● WHAT YOU HAVE TO DO
Copy out every item below word for word, keeping each line unchanged.

(Listings of boxed layout items)

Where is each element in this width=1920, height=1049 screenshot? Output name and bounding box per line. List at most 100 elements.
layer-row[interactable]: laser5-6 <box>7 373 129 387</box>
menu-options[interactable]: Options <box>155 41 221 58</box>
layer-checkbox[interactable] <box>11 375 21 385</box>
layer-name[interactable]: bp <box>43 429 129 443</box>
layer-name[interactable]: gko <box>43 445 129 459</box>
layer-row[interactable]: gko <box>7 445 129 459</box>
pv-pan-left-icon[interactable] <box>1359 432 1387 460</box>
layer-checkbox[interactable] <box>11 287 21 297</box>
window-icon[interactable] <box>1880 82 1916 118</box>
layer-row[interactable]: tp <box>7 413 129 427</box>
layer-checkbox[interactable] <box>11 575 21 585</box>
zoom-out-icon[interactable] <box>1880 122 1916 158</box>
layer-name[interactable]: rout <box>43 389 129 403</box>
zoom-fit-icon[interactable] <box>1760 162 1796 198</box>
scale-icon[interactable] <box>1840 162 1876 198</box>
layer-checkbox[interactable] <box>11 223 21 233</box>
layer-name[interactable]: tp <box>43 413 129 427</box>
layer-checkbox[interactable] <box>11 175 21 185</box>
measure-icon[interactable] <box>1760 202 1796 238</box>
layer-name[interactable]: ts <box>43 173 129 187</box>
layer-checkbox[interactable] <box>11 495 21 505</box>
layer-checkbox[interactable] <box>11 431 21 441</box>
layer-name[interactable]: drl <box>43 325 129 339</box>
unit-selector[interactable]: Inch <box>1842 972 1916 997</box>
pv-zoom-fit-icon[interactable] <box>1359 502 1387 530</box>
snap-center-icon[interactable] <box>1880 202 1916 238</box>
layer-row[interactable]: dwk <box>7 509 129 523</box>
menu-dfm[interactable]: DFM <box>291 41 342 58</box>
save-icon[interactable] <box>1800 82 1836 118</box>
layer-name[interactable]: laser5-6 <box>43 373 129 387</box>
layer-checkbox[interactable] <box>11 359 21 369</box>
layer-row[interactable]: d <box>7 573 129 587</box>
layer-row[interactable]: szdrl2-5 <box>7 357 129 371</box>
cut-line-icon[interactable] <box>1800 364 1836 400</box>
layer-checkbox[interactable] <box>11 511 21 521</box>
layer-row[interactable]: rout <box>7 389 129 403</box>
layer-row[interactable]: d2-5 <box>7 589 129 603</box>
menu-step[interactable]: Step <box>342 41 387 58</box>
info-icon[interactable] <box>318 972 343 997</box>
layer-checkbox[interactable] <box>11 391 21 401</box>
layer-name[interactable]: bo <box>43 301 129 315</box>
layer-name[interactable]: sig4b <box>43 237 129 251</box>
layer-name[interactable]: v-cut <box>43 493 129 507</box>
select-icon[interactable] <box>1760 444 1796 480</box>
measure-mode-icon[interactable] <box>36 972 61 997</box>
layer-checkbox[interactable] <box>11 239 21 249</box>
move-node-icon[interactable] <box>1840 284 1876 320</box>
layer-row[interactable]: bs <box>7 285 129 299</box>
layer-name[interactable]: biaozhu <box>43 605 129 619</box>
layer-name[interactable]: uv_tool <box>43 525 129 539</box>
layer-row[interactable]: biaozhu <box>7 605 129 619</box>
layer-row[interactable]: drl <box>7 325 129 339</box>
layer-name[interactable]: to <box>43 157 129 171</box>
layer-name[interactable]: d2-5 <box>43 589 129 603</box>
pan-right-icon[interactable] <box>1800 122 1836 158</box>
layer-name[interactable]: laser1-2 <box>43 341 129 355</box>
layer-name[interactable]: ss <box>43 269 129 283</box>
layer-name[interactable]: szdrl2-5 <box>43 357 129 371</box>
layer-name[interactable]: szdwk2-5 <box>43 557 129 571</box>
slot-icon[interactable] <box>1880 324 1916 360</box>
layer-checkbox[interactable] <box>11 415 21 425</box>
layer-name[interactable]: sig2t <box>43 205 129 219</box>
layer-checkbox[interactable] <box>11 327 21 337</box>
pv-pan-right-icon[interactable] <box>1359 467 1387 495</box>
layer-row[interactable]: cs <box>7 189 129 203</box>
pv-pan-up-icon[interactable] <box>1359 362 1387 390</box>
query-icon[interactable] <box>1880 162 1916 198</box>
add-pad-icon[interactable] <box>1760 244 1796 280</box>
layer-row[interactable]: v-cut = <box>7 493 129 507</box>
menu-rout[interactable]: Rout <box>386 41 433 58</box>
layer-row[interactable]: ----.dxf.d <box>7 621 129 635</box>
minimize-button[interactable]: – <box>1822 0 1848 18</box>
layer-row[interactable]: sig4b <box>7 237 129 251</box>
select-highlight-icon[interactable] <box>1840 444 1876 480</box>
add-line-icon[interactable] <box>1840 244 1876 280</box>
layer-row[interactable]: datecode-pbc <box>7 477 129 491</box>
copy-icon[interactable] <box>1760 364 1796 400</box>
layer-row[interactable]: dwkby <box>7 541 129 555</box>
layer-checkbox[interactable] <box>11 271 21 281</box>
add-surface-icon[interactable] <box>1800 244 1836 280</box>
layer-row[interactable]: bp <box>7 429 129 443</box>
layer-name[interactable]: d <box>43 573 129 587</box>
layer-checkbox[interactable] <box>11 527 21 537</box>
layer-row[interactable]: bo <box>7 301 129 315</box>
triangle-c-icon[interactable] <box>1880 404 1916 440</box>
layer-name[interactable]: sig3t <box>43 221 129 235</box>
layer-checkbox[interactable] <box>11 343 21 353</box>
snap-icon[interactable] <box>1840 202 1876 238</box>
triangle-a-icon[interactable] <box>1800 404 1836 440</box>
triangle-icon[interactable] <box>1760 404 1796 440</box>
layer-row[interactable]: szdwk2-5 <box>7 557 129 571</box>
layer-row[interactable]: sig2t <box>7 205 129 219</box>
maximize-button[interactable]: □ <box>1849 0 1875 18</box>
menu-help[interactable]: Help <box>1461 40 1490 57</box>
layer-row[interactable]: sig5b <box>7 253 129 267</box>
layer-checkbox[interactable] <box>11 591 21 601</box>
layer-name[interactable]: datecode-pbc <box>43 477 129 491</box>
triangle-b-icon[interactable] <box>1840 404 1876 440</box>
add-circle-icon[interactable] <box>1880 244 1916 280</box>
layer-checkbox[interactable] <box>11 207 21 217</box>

● OUTPUT FOR THIS EXERCISE
Where is each element in this width=1920, height=1049 screenshot? Output name and bounding box per line. List at most 100 elements.
layer-row[interactable]: laser5-6 <box>7 373 129 387</box>
menu-options[interactable]: Options <box>155 41 221 58</box>
layer-checkbox[interactable] <box>11 375 21 385</box>
layer-name[interactable]: bp <box>43 429 129 443</box>
layer-name[interactable]: gko <box>43 445 129 459</box>
layer-row[interactable]: gko <box>7 445 129 459</box>
pv-pan-left-icon[interactable] <box>1359 432 1387 460</box>
layer-checkbox[interactable] <box>11 287 21 297</box>
window-icon[interactable] <box>1880 82 1916 118</box>
layer-row[interactable]: tp <box>7 413 129 427</box>
layer-checkbox[interactable] <box>11 575 21 585</box>
zoom-out-icon[interactable] <box>1880 122 1916 158</box>
layer-name[interactable]: rout <box>43 389 129 403</box>
zoom-fit-icon[interactable] <box>1760 162 1796 198</box>
scale-icon[interactable] <box>1840 162 1876 198</box>
layer-checkbox[interactable] <box>11 223 21 233</box>
layer-name[interactable]: tp <box>43 413 129 427</box>
layer-checkbox[interactable] <box>11 175 21 185</box>
measure-icon[interactable] <box>1760 202 1796 238</box>
layer-name[interactable]: ts <box>43 173 129 187</box>
layer-checkbox[interactable] <box>11 495 21 505</box>
layer-checkbox[interactable] <box>11 431 21 441</box>
layer-name[interactable]: drl <box>43 325 129 339</box>
unit-selector[interactable]: Inch <box>1842 972 1916 997</box>
pv-zoom-fit-icon[interactable] <box>1359 502 1387 530</box>
snap-center-icon[interactable] <box>1880 202 1916 238</box>
layer-row[interactable]: dwk <box>7 509 129 523</box>
menu-dfm[interactable]: DFM <box>291 41 342 58</box>
save-icon[interactable] <box>1800 82 1836 118</box>
layer-name[interactable]: laser5-6 <box>43 373 129 387</box>
layer-checkbox[interactable] <box>11 359 21 369</box>
layer-row[interactable]: d <box>7 573 129 587</box>
layer-row[interactable]: szdrl2-5 <box>7 357 129 371</box>
cut-line-icon[interactable] <box>1800 364 1836 400</box>
layer-checkbox[interactable] <box>11 511 21 521</box>
layer-row[interactable]: rout <box>7 389 129 403</box>
layer-row[interactable]: d2-5 <box>7 589 129 603</box>
menu-step[interactable]: Step <box>342 41 387 58</box>
info-icon[interactable] <box>318 972 343 997</box>
layer-checkbox[interactable] <box>11 391 21 401</box>
layer-name[interactable]: bo <box>43 301 129 315</box>
layer-name[interactable]: sig4b <box>43 237 129 251</box>
layer-name[interactable]: v-cut <box>43 493 129 507</box>
select-icon[interactable] <box>1760 444 1796 480</box>
measure-mode-icon[interactable] <box>36 972 61 997</box>
layer-checkbox[interactable] <box>11 239 21 249</box>
move-node-icon[interactable] <box>1840 284 1876 320</box>
layer-row[interactable]: bs <box>7 285 129 299</box>
layer-name[interactable]: biaozhu <box>43 605 129 619</box>
layer-name[interactable]: uv_tool <box>43 525 129 539</box>
layer-row[interactable]: biaozhu <box>7 605 129 619</box>
layer-row[interactable]: drl <box>7 325 129 339</box>
layer-name[interactable]: to <box>43 157 129 171</box>
layer-name[interactable]: d2-5 <box>43 589 129 603</box>
pan-right-icon[interactable] <box>1800 122 1836 158</box>
layer-name[interactable]: laser1-2 <box>43 341 129 355</box>
layer-name[interactable]: ss <box>43 269 129 283</box>
layer-name[interactable]: szdrl2-5 <box>43 357 129 371</box>
layer-name[interactable]: szdwk2-5 <box>43 557 129 571</box>
slot-icon[interactable] <box>1880 324 1916 360</box>
layer-checkbox[interactable] <box>11 415 21 425</box>
layer-name[interactable]: sig2t <box>43 205 129 219</box>
layer-checkbox[interactable] <box>11 327 21 337</box>
pv-pan-right-icon[interactable] <box>1359 467 1387 495</box>
layer-row[interactable]: cs <box>7 189 129 203</box>
pv-pan-up-icon[interactable] <box>1359 362 1387 390</box>
query-icon[interactable] <box>1880 162 1916 198</box>
add-pad-icon[interactable] <box>1760 244 1796 280</box>
layer-row[interactable]: v-cut = <box>7 493 129 507</box>
menu-rout[interactable]: Rout <box>386 41 433 58</box>
layer-row[interactable]: ----.dxf.d <box>7 621 129 635</box>
minimize-button[interactable]: – <box>1822 0 1848 18</box>
layer-row[interactable]: sig4b <box>7 237 129 251</box>
select-highlight-icon[interactable] <box>1840 444 1876 480</box>
add-line-icon[interactable] <box>1840 244 1876 280</box>
layer-row[interactable]: datecode-pbc <box>7 477 129 491</box>
copy-icon[interactable] <box>1760 364 1796 400</box>
layer-row[interactable]: dwkby <box>7 541 129 555</box>
layer-checkbox[interactable] <box>11 271 21 281</box>
add-surface-icon[interactable] <box>1800 244 1836 280</box>
layer-row[interactable]: bp <box>7 429 129 443</box>
layer-name[interactable]: d <box>43 573 129 587</box>
layer-checkbox[interactable] <box>11 527 21 537</box>
layer-row[interactable]: bo <box>7 301 129 315</box>
triangle-c-icon[interactable] <box>1880 404 1916 440</box>
layer-name[interactable]: sig3t <box>43 221 129 235</box>
layer-checkbox[interactable] <box>11 343 21 353</box>
snap-icon[interactable] <box>1840 202 1876 238</box>
triangle-a-icon[interactable] <box>1800 404 1836 440</box>
triangle-icon[interactable] <box>1760 404 1796 440</box>
layer-row[interactable]: szdwk2-5 <box>7 557 129 571</box>
layer-row[interactable]: sig2t <box>7 205 129 219</box>
maximize-button[interactable]: □ <box>1849 0 1875 18</box>
menu-help[interactable]: Help <box>1461 40 1490 57</box>
layer-row[interactable]: sig5b <box>7 253 129 267</box>
layer-checkbox[interactable] <box>11 591 21 601</box>
layer-name[interactable]: datecode-pbc <box>43 477 129 491</box>
triangle-b-icon[interactable] <box>1840 404 1876 440</box>
add-circle-icon[interactable] <box>1880 244 1916 280</box>
layer-checkbox[interactable] <box>11 207 21 217</box>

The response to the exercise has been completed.